[Records about charts and figures]
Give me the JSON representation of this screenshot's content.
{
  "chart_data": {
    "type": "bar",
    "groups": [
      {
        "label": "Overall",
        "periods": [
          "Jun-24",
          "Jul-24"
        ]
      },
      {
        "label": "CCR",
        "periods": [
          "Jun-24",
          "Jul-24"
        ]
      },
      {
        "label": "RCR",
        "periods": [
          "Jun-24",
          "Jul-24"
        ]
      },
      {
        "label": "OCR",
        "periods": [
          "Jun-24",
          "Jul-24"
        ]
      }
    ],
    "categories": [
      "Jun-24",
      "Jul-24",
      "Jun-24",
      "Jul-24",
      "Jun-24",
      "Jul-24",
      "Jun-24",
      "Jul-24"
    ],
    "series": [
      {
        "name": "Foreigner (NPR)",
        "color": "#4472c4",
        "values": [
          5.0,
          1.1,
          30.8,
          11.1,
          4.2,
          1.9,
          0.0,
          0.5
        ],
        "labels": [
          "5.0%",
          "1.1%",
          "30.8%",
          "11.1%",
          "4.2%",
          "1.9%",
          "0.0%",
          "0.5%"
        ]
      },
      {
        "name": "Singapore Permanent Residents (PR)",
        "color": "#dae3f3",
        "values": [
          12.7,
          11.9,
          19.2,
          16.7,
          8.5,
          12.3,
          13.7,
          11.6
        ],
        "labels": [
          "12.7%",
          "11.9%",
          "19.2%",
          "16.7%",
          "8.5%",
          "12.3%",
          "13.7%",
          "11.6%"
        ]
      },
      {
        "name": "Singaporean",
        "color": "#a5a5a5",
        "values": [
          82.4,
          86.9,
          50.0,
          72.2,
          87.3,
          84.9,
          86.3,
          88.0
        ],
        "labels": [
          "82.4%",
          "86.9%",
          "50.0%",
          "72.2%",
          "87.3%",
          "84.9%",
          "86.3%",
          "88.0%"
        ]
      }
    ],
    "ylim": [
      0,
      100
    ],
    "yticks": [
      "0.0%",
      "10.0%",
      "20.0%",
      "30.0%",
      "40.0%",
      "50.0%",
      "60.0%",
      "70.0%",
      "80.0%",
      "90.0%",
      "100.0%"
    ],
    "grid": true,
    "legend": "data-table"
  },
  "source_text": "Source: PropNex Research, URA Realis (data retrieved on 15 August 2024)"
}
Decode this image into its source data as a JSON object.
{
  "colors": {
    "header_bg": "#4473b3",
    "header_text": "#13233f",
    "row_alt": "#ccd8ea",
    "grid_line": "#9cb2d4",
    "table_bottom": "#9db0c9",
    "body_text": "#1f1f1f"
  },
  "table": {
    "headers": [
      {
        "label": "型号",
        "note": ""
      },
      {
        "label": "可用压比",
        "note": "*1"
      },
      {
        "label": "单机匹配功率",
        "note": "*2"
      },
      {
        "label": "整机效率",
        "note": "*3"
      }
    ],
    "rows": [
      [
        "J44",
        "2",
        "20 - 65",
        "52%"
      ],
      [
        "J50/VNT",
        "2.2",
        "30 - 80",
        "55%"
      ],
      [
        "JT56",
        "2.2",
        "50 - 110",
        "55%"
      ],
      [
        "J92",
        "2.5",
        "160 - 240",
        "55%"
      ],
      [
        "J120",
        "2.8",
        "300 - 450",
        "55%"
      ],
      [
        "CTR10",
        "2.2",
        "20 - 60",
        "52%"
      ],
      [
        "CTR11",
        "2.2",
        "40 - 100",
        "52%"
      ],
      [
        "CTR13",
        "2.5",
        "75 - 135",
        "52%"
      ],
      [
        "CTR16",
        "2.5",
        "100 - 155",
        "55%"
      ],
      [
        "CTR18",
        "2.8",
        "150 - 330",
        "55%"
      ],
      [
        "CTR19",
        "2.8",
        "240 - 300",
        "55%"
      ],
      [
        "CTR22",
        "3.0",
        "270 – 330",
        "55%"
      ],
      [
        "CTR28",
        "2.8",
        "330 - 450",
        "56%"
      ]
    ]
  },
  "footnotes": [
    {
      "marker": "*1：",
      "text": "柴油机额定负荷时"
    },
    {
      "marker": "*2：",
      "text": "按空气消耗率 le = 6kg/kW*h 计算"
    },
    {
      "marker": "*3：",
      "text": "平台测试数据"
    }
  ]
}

▸ **Prompt**:
Exactly as shown, repeat every record.

▸ **Correct response**:
Give me the JSON representation of this screenshot's content.
{
  "chart_data": {
    "type": "bar",
    "groups": [
      {
        "label": "Overall",
        "periods": [
          "Jun-24",
          "Jul-24"
        ]
      },
      {
        "label": "CCR",
        "periods": [
          "Jun-24",
          "Jul-24"
        ]
      },
      {
        "label": "RCR",
        "periods": [
          "Jun-24",
          "Jul-24"
        ]
      },
      {
        "label": "OCR",
        "periods": [
          "Jun-24",
          "Jul-24"
        ]
      }
    ],
    "categories": [
      "Jun-24",
      "Jul-24",
      "Jun-24",
      "Jul-24",
      "Jun-24",
      "Jul-24",
      "Jun-24",
      "Jul-24"
    ],
    "series": [
      {
        "name": "Foreigner (NPR)",
        "color": "#4472c4",
        "values": [
          5.0,
          1.1,
          30.8,
          11.1,
          4.2,
          1.9,
          0.0,
          0.5
        ],
        "labels": [
          "5.0%",
          "1.1%",
          "30.8%",
          "11.1%",
          "4.2%",
          "1.9%",
          "0.0%",
          "0.5%"
        ]
      },
      {
        "name": "Singapore Permanent Residents (PR)",
        "color": "#dae3f3",
        "values": [
          12.7,
          11.9,
          19.2,
          16.7,
          8.5,
          12.3,
          13.7,
          11.6
        ],
        "labels": [
          "12.7%",
          "11.9%",
          "19.2%",
          "16.7%",
          "8.5%",
          "12.3%",
          "13.7%",
          "11.6%"
        ]
      },
      {
        "name": "Singaporean",
        "color": "#a5a5a5",
        "values": [
          82.4,
          86.9,
          50.0,
          72.2,
          87.3,
          84.9,
          86.3,
          88.0
        ],
        "labels": [
          "82.4%",
          "86.9%",
          "50.0%",
          "72.2%",
          "87.3%",
          "84.9%",
          "86.3%",
          "88.0%"
        ]
      }
    ],
    "ylim": [
      0,
      100
    ],
    "yticks": [
      "0.0%",
      "10.0%",
      "20.0%",
      "30.0%",
      "40.0%",
      "50.0%",
      "60.0%",
      "70.0%",
      "80.0%",
      "90.0%",
      "100.0%"
    ],
    "grid": true,
    "legend": "data-table"
  },
  "source_text": "Source: PropNex Research, URA Realis (data retrieved on 15 August 2024)"
}
Decode this image into its source data as a JSON object.
{
  "colors": {
    "header_bg": "#4473b3",
    "header_text": "#13233f",
    "row_alt": "#ccd8ea",
    "grid_line": "#9cb2d4",
    "table_bottom": "#9db0c9",
    "body_text": "#1f1f1f"
  },
  "table": {
    "headers": [
      {
        "label": "型号",
        "note": ""
      },
      {
        "label": "可用压比",
        "note": "*1"
      },
      {
        "label": "单机匹配功率",
        "note": "*2"
      },
      {
        "label": "整机效率",
        "note": "*3"
      }
    ],
    "rows": [
      [
        "J44",
        "2",
        "20 - 65",
        "52%"
      ],
      [
        "J50/VNT",
        "2.2",
        "30 - 80",
        "55%"
      ],
      [
        "JT56",
        "2.2",
        "50 - 110",
        "55%"
      ],
      [
        "J92",
        "2.5",
        "160 - 240",
        "55%"
      ],
      [
        "J120",
        "2.8",
        "300 - 450",
        "55%"
      ],
      [
        "CTR10",
        "2.2",
        "20 - 60",
        "52%"
      ],
      [
        "CTR11",
        "2.2",
        "40 - 100",
        "52%"
      ],
      [
        "CTR13",
        "2.5",
        "75 - 135",
        "52%"
      ],
      [
        "CTR16",
        "2.5",
        "100 - 155",
        "55%"
      ],
      [
        "CTR18",
        "2.8",
        "150 - 330",
        "55%"
      ],
      [
        "CTR19",
        "2.8",
        "240 - 300",
        "55%"
      ],
      [
        "CTR22",
        "3.0",
        "270 – 330",
        "55%"
      ],
      [
        "CTR28",
        "2.8",
        "330 - 450",
        "56%"
      ]
    ]
  },
  "footnotes": [
    {
      "marker": "*1：",
      "text": "柴油机额定负荷时"
    },
    {
      "marker": "*2：",
      "text": "按空气消耗率 le = 6kg/kW*h 计算"
    },
    {
      "marker": "*3：",
      "text": "平台测试数据"
    }
  ]
}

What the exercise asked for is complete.